Your task is to repeat the listing exactly.

========================================================================

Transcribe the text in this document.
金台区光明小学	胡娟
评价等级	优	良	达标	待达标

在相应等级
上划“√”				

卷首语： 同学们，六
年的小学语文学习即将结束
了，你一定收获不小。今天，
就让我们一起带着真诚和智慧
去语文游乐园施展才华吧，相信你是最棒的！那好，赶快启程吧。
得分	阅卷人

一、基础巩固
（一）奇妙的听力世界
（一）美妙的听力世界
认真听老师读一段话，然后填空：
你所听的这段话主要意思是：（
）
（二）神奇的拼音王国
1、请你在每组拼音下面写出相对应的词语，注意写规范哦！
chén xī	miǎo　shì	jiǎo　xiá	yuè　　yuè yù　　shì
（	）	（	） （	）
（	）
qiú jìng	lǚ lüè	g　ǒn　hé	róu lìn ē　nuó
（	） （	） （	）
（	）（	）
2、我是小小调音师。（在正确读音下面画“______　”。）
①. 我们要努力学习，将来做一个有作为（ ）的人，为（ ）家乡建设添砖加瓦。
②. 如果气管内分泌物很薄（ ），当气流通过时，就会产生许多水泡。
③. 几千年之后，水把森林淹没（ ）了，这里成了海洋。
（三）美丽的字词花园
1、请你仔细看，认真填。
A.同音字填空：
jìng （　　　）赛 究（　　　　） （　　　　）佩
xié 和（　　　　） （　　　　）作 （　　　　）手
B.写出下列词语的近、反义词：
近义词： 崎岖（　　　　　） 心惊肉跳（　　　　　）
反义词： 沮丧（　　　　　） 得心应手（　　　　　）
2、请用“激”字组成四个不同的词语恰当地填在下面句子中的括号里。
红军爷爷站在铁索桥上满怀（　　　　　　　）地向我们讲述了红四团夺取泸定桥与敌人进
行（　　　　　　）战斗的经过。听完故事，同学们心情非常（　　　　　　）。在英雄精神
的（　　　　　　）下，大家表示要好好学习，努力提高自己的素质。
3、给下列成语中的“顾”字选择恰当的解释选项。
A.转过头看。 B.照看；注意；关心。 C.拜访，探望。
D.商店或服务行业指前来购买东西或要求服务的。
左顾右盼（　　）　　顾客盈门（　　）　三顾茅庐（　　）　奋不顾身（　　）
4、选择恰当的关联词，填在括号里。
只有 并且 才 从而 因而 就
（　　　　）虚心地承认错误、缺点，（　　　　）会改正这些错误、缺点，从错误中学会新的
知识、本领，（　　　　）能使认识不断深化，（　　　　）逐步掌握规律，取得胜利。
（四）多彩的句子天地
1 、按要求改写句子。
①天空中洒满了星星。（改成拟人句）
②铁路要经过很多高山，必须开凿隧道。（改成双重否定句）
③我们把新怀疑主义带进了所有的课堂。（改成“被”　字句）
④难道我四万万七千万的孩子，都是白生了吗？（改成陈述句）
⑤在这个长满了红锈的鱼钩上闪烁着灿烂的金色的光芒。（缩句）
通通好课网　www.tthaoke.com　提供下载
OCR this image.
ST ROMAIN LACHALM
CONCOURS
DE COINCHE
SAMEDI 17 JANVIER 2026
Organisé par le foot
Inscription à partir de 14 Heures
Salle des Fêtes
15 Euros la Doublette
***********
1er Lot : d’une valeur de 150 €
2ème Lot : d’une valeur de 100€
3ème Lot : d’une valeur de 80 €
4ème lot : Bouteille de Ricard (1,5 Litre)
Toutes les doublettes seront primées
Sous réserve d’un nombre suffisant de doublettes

========================================================================

**Correct answer**
Transcribe the text in this document.
金台区光明小学	胡娟
评价等级	优	良	达标	待达标

在相应等级
上划“√”				

卷首语： 同学们，六
年的小学语文学习即将结束
了，你一定收获不小。今天，
就让我们一起带着真诚和智慧
去语文游乐园施展才华吧，相信你是最棒的！那好，赶快启程吧。
得分	阅卷人

一、基础巩固
（一）奇妙的听力世界
（一）美妙的听力世界
认真听老师读一段话，然后填空：
你所听的这段话主要意思是：（
）
（二）神奇的拼音王国
1、请你在每组拼音下面写出相对应的词语，注意写规范哦！
chén xī	miǎo　shì	jiǎo　xiá	yuè　　yuè yù　　shì
（	）	（	） （	）
（	）
qiú jìng	lǚ lüè	g　ǒn　hé	róu lìn ē　nuó
（	） （	） （	）
（	）（	）
2、我是小小调音师。（在正确读音下面画“______　”。）
①. 我们要努力学习，将来做一个有作为（ ）的人，为（ ）家乡建设添砖加瓦。
②. 如果气管内分泌物很薄（ ），当气流通过时，就会产生许多水泡。
③. 几千年之后，水把森林淹没（ ）了，这里成了海洋。
（三）美丽的字词花园
1、请你仔细看，认真填。
A.同音字填空：
jìng （　　　）赛 究（　　　　） （　　　　）佩
xié 和（　　　　） （　　　　）作 （　　　　）手
B.写出下列词语的近、反义词：
近义词： 崎岖（　　　　　） 心惊肉跳（　　　　　）
反义词： 沮丧（　　　　　） 得心应手（　　　　　）
2、请用“激”字组成四个不同的词语恰当地填在下面句子中的括号里。
红军爷爷站在铁索桥上满怀（　　　　　　　）地向我们讲述了红四团夺取泸定桥与敌人进
行（　　　　　　）战斗的经过。听完故事，同学们心情非常（　　　　　　）。在英雄精神
的（　　　　　　）下，大家表示要好好学习，努力提高自己的素质。
3、给下列成语中的“顾”字选择恰当的解释选项。
A.转过头看。 B.照看；注意；关心。 C.拜访，探望。
D.商店或服务行业指前来购买东西或要求服务的。
左顾右盼（　　）　　顾客盈门（　　）　三顾茅庐（　　）　奋不顾身（　　）
4、选择恰当的关联词，填在括号里。
只有 并且 才 从而 因而 就
（　　　　）虚心地承认错误、缺点，（　　　　）会改正这些错误、缺点，从错误中学会新的
知识、本领，（　　　　）能使认识不断深化，（　　　　）逐步掌握规律，取得胜利。
（四）多彩的句子天地
1 、按要求改写句子。
①天空中洒满了星星。（改成拟人句）
②铁路要经过很多高山，必须开凿隧道。（改成双重否定句）
③我们把新怀疑主义带进了所有的课堂。（改成“被”　字句）
④难道我四万万七千万的孩子，都是白生了吗？（改成陈述句）
⑤在这个长满了红锈的鱼钩上闪烁着灿烂的金色的光芒。（缩句）
通通好课网　www.tthaoke.com　提供下载
OCR this image.
ST ROMAIN LACHALM
CONCOURS
DE COINCHE
SAMEDI 17 JANVIER 2026
Organisé par le foot
Inscription à partir de 14 Heures
Salle des Fêtes
15 Euros la Doublette
***********
1er Lot : d’une valeur de 150 €
2ème Lot : d’une valeur de 100€
3ème Lot : d’une valeur de 80 €
4ème lot : Bouteille de Ricard (1,5 Litre)
Toutes les doublettes seront primées
Sous réserve d’un nombre suffisant de doublettes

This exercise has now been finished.